§ **Brief**
Note how many lines contain "theo" and give that number, with nothing else.

§ **Records shown**

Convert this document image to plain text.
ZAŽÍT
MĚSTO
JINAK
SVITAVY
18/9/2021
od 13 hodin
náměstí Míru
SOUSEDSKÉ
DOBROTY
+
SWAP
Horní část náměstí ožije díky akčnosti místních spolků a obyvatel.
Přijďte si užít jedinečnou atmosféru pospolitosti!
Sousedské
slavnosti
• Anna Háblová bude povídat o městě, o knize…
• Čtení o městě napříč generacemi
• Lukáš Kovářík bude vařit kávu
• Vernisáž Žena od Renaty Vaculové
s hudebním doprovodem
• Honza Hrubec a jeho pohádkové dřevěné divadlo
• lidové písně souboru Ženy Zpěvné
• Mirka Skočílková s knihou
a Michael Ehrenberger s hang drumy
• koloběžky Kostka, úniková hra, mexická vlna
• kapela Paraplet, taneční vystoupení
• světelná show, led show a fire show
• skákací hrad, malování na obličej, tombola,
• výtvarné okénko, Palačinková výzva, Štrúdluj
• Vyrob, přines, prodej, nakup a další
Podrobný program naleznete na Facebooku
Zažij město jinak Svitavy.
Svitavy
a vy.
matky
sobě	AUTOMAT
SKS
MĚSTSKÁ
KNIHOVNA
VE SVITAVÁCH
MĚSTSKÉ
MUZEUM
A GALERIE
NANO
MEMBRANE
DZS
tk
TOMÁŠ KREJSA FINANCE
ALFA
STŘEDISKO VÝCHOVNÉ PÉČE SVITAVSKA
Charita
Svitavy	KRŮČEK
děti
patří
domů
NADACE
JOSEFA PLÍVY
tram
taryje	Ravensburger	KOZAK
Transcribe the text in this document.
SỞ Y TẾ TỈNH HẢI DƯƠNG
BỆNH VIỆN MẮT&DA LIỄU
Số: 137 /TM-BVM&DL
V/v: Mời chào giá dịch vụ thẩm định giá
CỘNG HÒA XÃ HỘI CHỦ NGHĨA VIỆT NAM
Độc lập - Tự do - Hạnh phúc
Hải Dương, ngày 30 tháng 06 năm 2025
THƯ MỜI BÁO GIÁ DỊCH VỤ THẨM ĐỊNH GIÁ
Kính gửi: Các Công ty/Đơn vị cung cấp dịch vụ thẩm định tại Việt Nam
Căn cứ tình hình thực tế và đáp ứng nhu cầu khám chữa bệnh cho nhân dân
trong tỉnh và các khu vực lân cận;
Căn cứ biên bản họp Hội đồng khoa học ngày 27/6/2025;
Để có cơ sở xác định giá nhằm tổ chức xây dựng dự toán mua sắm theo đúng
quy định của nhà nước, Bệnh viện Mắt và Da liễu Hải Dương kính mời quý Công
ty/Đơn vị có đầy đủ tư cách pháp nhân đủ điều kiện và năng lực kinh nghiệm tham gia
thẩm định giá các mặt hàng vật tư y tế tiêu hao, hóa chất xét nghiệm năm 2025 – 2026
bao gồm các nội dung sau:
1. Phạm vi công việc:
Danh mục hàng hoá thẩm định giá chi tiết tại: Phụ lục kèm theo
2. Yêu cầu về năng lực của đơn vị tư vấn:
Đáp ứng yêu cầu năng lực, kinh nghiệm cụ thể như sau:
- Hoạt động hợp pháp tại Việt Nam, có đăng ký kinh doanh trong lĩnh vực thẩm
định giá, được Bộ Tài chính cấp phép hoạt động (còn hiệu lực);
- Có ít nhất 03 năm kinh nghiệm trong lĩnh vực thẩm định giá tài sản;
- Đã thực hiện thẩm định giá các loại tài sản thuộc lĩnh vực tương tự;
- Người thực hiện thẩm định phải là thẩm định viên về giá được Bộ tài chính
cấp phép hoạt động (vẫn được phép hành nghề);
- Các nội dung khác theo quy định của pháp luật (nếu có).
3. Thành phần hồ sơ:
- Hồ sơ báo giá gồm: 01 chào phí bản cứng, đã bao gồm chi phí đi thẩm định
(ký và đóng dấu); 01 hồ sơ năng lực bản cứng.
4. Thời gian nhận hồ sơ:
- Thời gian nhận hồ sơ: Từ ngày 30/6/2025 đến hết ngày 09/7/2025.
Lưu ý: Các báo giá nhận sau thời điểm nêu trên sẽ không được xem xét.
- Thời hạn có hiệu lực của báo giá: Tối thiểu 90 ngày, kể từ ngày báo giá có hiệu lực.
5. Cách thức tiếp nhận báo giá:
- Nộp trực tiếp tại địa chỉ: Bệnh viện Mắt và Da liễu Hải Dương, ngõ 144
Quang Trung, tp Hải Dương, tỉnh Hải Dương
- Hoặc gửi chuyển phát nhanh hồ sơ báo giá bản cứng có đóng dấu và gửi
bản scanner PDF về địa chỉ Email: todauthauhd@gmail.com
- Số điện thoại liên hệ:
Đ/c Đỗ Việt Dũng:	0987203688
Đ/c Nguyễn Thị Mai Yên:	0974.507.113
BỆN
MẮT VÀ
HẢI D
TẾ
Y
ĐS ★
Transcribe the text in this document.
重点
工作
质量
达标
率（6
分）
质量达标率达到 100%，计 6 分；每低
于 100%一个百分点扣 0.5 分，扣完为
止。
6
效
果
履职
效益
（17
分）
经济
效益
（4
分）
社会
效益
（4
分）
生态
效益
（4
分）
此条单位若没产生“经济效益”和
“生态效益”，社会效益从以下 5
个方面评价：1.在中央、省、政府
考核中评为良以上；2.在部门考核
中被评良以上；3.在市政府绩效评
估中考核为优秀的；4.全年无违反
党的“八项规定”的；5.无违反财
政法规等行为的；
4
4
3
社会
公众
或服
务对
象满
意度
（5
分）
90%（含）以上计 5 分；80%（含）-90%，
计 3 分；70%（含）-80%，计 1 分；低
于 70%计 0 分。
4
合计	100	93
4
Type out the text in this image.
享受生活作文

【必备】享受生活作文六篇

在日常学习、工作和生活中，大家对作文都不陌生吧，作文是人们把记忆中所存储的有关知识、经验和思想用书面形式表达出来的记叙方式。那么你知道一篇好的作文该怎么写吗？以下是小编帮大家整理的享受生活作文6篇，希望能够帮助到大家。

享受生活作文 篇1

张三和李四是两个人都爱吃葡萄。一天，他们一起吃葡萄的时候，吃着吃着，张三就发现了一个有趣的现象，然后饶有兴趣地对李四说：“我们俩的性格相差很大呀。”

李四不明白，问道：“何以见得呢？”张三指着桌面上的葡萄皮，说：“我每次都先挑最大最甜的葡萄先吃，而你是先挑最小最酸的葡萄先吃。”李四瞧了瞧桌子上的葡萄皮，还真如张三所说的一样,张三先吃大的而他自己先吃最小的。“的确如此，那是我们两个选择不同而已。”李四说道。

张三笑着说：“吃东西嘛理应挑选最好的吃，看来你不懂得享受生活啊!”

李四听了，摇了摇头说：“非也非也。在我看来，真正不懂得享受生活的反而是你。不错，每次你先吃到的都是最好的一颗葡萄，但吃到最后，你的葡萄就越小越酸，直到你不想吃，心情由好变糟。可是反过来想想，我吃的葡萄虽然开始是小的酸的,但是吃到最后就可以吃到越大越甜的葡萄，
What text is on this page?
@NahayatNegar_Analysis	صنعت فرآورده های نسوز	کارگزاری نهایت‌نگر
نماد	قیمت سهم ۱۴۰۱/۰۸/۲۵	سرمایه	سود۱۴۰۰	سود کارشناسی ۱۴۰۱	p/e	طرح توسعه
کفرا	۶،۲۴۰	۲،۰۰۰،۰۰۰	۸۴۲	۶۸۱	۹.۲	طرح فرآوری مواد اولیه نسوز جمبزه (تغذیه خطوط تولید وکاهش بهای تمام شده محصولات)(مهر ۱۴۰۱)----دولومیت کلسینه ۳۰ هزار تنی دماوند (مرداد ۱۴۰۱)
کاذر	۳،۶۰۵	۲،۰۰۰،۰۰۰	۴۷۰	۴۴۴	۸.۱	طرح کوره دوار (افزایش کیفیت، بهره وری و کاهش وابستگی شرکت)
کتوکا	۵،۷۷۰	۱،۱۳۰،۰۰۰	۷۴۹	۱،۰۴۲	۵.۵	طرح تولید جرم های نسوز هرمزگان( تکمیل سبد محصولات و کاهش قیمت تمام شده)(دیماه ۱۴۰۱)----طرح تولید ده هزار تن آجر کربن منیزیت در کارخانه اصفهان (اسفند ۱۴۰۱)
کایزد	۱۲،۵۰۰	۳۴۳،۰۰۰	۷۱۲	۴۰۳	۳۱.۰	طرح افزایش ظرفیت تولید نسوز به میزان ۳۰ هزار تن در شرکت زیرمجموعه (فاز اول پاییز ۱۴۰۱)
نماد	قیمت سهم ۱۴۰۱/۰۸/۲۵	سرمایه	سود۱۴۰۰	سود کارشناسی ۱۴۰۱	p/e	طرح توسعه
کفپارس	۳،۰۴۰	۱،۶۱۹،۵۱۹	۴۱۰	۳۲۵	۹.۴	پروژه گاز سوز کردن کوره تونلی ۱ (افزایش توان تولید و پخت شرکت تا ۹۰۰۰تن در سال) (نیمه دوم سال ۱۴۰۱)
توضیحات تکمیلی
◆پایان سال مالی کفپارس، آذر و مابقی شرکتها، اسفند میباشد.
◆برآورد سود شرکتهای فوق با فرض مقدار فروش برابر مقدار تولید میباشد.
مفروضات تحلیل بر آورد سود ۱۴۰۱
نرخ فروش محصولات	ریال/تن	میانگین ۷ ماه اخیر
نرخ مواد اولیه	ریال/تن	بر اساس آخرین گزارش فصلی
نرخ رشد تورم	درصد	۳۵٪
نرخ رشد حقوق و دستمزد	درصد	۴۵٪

§ **Complete answer**
3